┌──

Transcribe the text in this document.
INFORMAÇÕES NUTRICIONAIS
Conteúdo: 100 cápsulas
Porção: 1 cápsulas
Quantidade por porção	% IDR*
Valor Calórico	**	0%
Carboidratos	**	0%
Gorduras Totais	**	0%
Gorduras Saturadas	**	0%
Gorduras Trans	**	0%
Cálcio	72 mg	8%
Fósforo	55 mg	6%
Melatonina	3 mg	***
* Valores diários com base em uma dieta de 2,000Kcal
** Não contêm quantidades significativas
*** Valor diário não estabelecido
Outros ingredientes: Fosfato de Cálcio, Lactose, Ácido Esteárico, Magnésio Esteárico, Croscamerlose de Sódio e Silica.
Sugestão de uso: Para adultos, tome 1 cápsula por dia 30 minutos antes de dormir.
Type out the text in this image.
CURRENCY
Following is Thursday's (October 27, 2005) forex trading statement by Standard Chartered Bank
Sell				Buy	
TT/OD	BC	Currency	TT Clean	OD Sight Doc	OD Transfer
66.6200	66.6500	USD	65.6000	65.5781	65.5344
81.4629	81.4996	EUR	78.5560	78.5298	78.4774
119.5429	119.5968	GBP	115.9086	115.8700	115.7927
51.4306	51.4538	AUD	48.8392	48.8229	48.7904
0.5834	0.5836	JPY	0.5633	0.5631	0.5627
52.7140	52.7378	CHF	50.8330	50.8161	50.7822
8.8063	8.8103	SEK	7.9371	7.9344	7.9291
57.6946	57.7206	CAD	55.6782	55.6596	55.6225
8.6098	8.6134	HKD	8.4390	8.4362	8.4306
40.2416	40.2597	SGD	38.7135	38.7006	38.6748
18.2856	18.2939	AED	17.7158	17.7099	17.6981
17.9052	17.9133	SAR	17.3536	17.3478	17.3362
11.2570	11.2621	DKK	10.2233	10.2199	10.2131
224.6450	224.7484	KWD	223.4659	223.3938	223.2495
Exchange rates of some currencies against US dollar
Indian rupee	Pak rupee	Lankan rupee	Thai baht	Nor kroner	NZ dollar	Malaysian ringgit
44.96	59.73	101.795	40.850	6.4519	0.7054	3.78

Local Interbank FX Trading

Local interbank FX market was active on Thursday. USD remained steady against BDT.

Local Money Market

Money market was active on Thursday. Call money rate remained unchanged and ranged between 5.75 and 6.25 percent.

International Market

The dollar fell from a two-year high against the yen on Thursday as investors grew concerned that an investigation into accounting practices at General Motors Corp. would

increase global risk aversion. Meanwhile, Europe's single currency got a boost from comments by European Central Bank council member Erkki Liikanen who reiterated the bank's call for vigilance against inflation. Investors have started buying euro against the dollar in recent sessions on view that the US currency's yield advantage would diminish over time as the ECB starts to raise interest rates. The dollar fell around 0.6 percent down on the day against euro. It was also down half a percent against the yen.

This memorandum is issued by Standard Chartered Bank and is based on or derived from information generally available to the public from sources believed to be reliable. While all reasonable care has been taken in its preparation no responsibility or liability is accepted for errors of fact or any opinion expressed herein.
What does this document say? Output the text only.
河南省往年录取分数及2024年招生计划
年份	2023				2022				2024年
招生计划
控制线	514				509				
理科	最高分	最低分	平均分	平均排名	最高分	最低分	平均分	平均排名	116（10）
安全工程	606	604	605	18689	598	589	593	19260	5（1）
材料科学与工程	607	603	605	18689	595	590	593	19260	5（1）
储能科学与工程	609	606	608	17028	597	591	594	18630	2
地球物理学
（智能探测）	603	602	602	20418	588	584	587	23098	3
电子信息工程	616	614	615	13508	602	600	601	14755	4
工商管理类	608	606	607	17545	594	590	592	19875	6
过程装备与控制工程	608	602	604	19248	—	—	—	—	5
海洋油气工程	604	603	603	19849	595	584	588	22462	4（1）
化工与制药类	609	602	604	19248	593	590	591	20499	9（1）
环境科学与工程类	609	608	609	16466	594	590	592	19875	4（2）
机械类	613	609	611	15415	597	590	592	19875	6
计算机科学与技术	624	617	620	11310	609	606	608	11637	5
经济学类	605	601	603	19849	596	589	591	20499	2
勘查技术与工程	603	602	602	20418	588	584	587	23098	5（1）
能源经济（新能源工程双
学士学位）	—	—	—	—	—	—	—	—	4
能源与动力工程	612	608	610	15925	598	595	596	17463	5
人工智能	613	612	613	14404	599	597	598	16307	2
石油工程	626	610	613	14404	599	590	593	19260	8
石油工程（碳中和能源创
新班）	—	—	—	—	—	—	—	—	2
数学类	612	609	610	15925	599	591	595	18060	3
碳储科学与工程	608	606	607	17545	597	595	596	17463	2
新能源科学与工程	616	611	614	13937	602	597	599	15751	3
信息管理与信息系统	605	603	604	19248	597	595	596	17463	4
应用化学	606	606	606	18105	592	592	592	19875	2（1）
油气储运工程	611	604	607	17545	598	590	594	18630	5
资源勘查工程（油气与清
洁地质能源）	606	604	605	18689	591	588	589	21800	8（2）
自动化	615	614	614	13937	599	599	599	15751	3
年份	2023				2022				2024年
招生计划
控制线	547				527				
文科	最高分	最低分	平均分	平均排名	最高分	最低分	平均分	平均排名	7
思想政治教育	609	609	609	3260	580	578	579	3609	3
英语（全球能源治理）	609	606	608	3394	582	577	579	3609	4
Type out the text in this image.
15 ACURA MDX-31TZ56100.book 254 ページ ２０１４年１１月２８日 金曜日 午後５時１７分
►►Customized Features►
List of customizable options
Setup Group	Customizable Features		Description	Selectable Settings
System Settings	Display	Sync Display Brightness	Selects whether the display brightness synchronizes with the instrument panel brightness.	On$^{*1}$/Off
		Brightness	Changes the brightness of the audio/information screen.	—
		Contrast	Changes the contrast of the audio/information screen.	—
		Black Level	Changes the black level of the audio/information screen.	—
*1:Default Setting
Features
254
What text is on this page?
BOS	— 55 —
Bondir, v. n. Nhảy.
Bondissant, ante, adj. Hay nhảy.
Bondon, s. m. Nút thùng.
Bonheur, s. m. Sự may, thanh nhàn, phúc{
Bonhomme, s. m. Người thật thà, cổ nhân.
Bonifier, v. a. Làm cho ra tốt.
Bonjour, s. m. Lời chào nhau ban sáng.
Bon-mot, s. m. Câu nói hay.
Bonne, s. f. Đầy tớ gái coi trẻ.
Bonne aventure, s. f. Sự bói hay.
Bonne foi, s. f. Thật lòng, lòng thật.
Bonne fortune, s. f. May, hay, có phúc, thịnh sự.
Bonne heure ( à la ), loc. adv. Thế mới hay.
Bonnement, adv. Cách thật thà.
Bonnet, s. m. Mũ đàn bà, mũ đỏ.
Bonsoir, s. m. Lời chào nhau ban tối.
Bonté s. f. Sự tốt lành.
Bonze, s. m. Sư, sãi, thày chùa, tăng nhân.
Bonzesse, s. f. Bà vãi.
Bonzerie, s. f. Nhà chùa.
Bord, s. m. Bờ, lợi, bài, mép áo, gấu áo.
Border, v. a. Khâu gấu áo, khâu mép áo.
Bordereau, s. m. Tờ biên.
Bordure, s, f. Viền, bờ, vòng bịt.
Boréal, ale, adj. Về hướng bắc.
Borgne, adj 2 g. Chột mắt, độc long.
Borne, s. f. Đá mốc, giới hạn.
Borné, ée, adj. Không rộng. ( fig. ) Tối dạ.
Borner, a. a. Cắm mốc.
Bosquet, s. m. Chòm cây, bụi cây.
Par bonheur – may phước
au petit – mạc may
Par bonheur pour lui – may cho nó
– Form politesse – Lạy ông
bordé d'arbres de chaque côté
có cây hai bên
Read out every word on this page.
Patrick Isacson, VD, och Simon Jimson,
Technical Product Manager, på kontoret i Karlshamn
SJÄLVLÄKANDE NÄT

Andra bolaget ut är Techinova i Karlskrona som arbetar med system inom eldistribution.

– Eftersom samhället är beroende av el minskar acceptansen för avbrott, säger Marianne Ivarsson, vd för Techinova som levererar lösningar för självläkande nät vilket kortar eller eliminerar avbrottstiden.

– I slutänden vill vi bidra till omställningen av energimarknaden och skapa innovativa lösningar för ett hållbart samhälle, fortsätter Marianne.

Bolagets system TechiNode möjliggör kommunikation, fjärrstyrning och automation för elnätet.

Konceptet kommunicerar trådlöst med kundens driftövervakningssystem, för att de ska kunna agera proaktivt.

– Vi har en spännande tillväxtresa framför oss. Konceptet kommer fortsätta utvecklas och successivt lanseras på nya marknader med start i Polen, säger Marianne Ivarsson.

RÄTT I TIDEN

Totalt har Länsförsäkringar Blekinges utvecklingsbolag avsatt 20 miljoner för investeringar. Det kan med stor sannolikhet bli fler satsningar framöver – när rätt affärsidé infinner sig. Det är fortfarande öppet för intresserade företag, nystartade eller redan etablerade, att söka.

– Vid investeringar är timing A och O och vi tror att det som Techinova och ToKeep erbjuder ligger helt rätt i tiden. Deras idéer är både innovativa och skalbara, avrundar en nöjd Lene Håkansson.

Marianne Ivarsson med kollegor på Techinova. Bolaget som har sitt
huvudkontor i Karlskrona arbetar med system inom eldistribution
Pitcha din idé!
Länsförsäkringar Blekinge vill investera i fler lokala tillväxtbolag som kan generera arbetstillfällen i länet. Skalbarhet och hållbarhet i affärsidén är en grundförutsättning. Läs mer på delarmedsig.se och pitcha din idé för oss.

└──

Aim of the exercise
In the entries above, identify each line that includes the string "arbetar", then copy it.

Response to this exercise
Andra bolaget ut är Techinova i Karlskrona som arbetar med system inom eldistribution.
huvudkontor i Karlskrona arbetar med system inom eldistribution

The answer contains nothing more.